(Some records)
## START

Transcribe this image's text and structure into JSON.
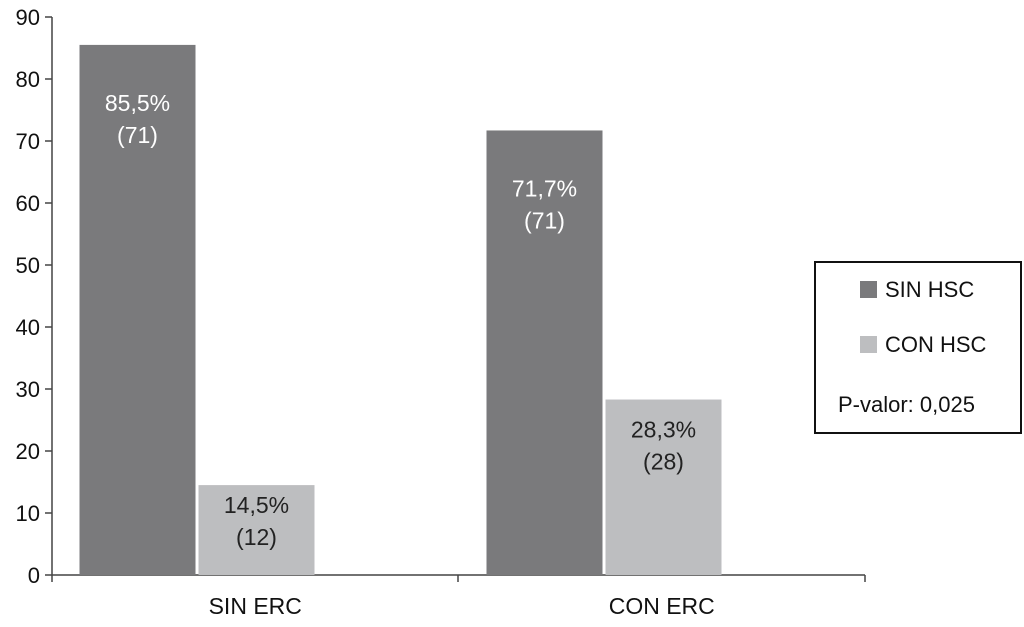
{
  "chart_data": {
    "type": "bar",
    "title": "",
    "xlabel": "",
    "ylabel": "",
    "ylim": [
      0,
      90
    ],
    "yticks": [
      0,
      10,
      20,
      30,
      40,
      50,
      60,
      70,
      80,
      90
    ],
    "grid": false,
    "categories": [
      "SIN ERC",
      "CON ERC"
    ],
    "series": [
      {
        "name": "SIN HSC",
        "color": "#7a7a7c",
        "values": [
          85.5,
          71.7
        ],
        "labels": [
          [
            "85,5%",
            "(71)"
          ],
          [
            "71,7%",
            "(71)"
          ]
        ],
        "label_color": "#ffffff"
      },
      {
        "name": "CON HSC",
        "color": "#bdbec0",
        "values": [
          14.5,
          28.3
        ],
        "labels": [
          [
            "14,5%",
            "(12)"
          ],
          [
            "28,3%",
            "(28)"
          ]
        ],
        "label_color": "#222222"
      }
    ],
    "legend": {
      "position": "right",
      "note": "P-valor: 0,025"
    }
  }
}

## END

### OBJECTIVE
Leave out the pictures and copy every record above exactly.

### PROBLEM SOLUTION
Transcribe this image's text and structure into JSON.
{
  "chart_data": {
    "type": "bar",
    "title": "",
    "xlabel": "",
    "ylabel": "",
    "ylim": [
      0,
      90
    ],
    "yticks": [
      0,
      10,
      20,
      30,
      40,
      50,
      60,
      70,
      80,
      90
    ],
    "grid": false,
    "categories": [
      "SIN ERC",
      "CON ERC"
    ],
    "series": [
      {
        "name": "SIN HSC",
        "color": "#7a7a7c",
        "values": [
          85.5,
          71.7
        ],
        "labels": [
          [
            "85,5%",
            "(71)"
          ],
          [
            "71,7%",
            "(71)"
          ]
        ],
        "label_color": "#ffffff"
      },
      {
        "name": "CON HSC",
        "color": "#bdbec0",
        "values": [
          14.5,
          28.3
        ],
        "labels": [
          [
            "14,5%",
            "(12)"
          ],
          [
            "28,3%",
            "(28)"
          ]
        ],
        "label_color": "#222222"
      }
    ],
    "legend": {
      "position": "right",
      "note": "P-valor: 0,025"
    }
  }
}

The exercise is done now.